Exercise: Read the records below. Copy each line where the string "Agnes" occurs.

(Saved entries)
▽

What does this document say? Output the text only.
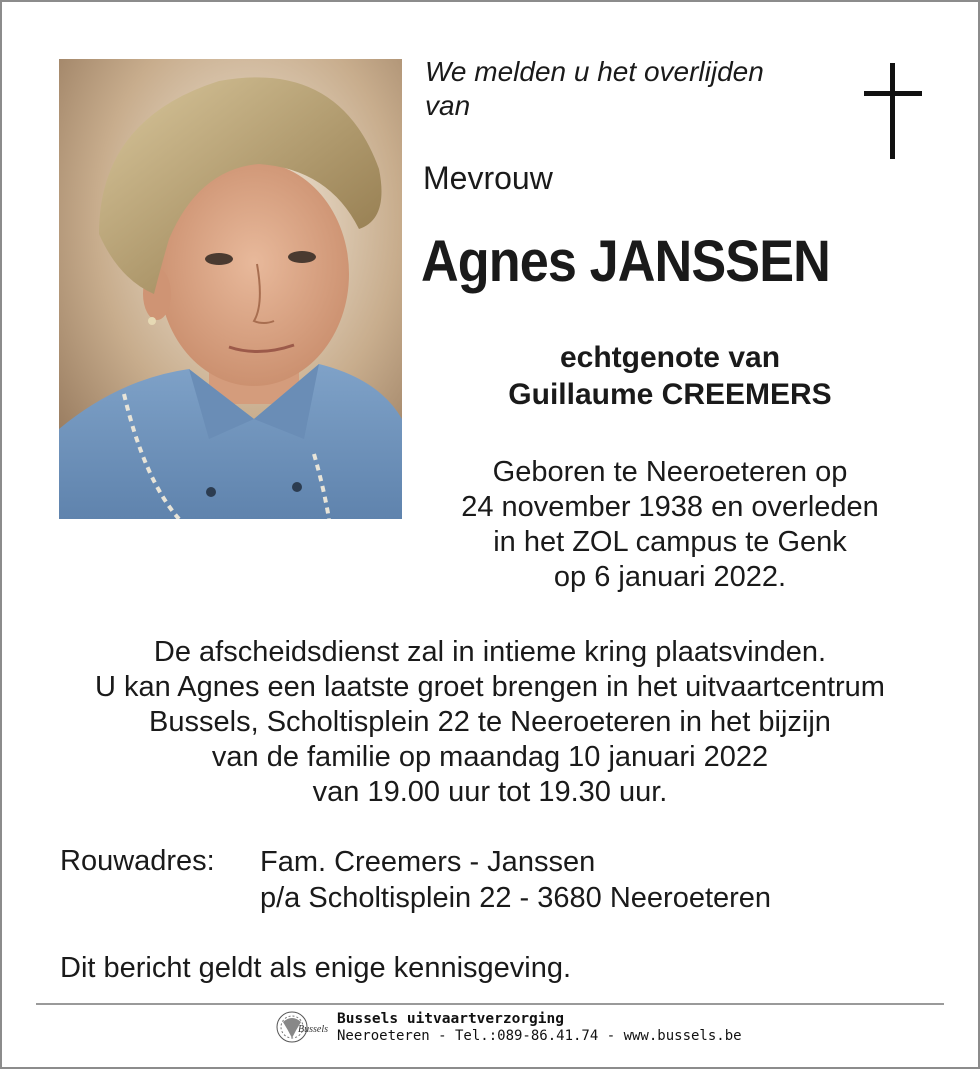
We melden u het overlijden
van
Mevrouw
Agnes JANSSEN
echtgenote van
Guillaume CREEMERS
Geboren te Neeroeteren op
24 november 1938 en overleden
in het ZOL campus te Genk
op 6 januari 2022.
De afscheidsdienst zal in intieme kring plaatsvinden.
U kan Agnes een laatste groet brengen in het uitvaartcentrum
Bussels, Scholtisplein 22 te Neeroeteren in het bijzijn
van de familie op maandag 10 januari 2022
van 19.00 uur tot 19.30 uur.
Rouwadres: Fam. Creemers - Janssen
p/a Scholtisplein 22 - 3680 Neeroeteren
Dit bericht geldt als enige kennisgeving.
Bussels
Bussels uitvaartverzorging
Neeroeteren - Tel.:089-86.41.74 - www.bussels.be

△

Written reply:
Agnes JANSSEN
U kan Agnes een laatste groet brengen in het uitvaartcentrum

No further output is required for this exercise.